_Document segment_:
....................
The Main Street bridge was narrow and was regularly damaged by floods and ice. It crossed several tracks of the Lehigh Valley Railroad and the Reading Railroad on the south side as it led to Wyandotte Street. The Pacific Hotel stood between the southern portal to the covered bridge; the adjacent image shows the active freight and passenger railroad tracks travelers crossed to reach the bridge. Union Station was the passenger station of the Lehigh Valley and Reading Railroads with service to Buffalo, Harrisburg, New York City at Jersey City, New Jersey, and Philadelphia.

On the north side, the bridge crossed the Lehigh Canal and the tracks of the Central Railroad of New Jersey before continuing up Seminary Hill, named for the Moravian Church's Female Seminary, to the Main Street business district.

===Construction===
Community leaders found the covered bridge to be a barrier to commerce between "the Bethlehems". As a result of the consolidation of the two municipalities into a single city, sufficient resources became available to design and construct a new bridge connecting Fountain Hill and Seminary Hill.

By 1921, a commission was in place to design and oversee the construction of the new Lehigh River span. Commission members were the city's first mayor, Archibald Johnston (chairman), J.S. Krause (vice-chairman), G.H. Blakeley, O.L. Henninger (representing Lehigh County), A.A. Woodring (representing Northampton County), A. Geo. Shoffner (secretary), Dallett H. Wilson (counsel) and C.W. Hudson (engineer).
....................
_Recorded information_:
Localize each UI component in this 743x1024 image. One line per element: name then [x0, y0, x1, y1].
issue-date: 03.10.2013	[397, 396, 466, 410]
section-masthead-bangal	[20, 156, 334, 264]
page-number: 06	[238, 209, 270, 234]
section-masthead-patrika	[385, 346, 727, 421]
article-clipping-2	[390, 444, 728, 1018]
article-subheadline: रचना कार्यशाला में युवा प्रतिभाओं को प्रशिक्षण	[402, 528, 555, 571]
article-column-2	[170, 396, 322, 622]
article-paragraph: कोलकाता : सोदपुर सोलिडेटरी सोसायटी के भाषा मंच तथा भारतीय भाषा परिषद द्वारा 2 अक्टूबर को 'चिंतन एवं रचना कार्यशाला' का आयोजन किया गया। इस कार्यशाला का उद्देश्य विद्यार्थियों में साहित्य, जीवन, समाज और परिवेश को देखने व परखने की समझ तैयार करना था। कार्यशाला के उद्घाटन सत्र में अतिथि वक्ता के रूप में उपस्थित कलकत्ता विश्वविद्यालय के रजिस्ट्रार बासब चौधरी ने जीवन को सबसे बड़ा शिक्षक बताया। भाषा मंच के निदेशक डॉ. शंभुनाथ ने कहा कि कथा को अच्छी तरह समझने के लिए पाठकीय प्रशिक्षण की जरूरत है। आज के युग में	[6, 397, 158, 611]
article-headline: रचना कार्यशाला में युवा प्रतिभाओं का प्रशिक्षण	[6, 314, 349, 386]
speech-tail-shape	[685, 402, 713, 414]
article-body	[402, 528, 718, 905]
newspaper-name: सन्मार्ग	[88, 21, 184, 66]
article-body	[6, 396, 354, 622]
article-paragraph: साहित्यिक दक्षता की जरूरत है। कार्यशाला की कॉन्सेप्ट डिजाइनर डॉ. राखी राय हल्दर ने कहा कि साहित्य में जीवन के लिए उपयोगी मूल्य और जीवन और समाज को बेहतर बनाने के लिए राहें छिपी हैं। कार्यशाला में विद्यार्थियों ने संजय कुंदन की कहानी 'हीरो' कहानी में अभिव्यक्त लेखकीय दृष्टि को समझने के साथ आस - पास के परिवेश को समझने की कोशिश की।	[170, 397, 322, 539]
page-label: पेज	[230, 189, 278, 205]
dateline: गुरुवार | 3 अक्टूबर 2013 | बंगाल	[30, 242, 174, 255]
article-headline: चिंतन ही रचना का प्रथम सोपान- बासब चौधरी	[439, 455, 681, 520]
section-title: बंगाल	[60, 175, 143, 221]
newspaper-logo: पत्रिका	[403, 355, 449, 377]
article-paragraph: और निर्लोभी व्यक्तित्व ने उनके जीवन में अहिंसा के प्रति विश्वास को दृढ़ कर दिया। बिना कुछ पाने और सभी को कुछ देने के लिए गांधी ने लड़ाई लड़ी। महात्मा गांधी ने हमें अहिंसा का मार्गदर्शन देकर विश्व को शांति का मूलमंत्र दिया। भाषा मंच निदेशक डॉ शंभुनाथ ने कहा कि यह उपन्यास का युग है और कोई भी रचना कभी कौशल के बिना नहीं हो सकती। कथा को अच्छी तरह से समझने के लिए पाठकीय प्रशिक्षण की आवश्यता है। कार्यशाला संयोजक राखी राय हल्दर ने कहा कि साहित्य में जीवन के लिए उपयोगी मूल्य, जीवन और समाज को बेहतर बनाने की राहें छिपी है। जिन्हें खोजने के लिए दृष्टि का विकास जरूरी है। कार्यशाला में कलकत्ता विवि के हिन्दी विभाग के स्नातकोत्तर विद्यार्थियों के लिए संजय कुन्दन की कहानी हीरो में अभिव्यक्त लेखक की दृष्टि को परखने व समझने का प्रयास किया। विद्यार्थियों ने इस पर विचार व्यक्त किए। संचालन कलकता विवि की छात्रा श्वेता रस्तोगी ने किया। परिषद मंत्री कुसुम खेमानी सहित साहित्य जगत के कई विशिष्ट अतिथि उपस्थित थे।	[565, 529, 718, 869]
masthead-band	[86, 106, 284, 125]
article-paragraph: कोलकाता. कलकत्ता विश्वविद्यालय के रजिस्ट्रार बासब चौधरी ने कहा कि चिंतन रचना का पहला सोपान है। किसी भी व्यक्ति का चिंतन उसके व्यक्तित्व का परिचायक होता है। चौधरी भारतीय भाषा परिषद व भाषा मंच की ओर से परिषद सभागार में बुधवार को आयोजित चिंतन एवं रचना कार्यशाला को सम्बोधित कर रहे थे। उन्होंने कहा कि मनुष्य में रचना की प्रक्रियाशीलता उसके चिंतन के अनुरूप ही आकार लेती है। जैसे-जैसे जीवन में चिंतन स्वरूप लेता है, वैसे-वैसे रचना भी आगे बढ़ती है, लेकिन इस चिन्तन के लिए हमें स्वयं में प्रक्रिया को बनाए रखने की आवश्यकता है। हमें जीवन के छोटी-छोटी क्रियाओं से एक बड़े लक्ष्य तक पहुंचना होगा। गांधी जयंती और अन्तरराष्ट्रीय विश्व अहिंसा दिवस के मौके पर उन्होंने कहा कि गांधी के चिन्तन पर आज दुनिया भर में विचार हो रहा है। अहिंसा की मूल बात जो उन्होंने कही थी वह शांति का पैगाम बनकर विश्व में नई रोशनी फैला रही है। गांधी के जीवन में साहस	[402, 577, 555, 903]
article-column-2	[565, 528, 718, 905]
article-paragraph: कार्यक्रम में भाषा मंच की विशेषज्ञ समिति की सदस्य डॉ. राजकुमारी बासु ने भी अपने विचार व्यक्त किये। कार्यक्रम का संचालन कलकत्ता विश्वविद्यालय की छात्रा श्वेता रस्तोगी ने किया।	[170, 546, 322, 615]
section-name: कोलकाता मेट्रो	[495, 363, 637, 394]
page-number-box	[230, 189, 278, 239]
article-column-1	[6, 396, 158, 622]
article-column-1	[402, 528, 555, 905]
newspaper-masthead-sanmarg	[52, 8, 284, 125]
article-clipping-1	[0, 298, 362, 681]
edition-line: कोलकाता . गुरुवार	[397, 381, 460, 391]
....................
_Complete the following_:
**A.** From the passage on the Main Street bridge, reproduce word for word the part that begins with the words containing "By 1921, a commission" and ends with "C.W. Hudson (engineer).".
**B.** In one to three sentences, explain what the passage on the Main Street bridge says made enough resources available to design and build a new bridge.

_Answers for the exercise_:
**A.**
By 1921, a commission was in place to design and oversee the construction of the new Lehigh River span. Commission members were the city's first mayor, Archibald Johnston (chairman), J.S. Krause (vice-chairman), G.H. Blakeley, O.L. Henninger (representing Lehigh County), A.A. Woodring (representing Northampton County), A. Geo. Shoffner (secretary), Dallett H. Wilson (counsel) and C.W. Hudson (engineer).

**B.** The two municipalities were consolidated into a single city. That merger made enough resources available to design and construct a new bridge connecting Fountain Hill and Seminary Hill.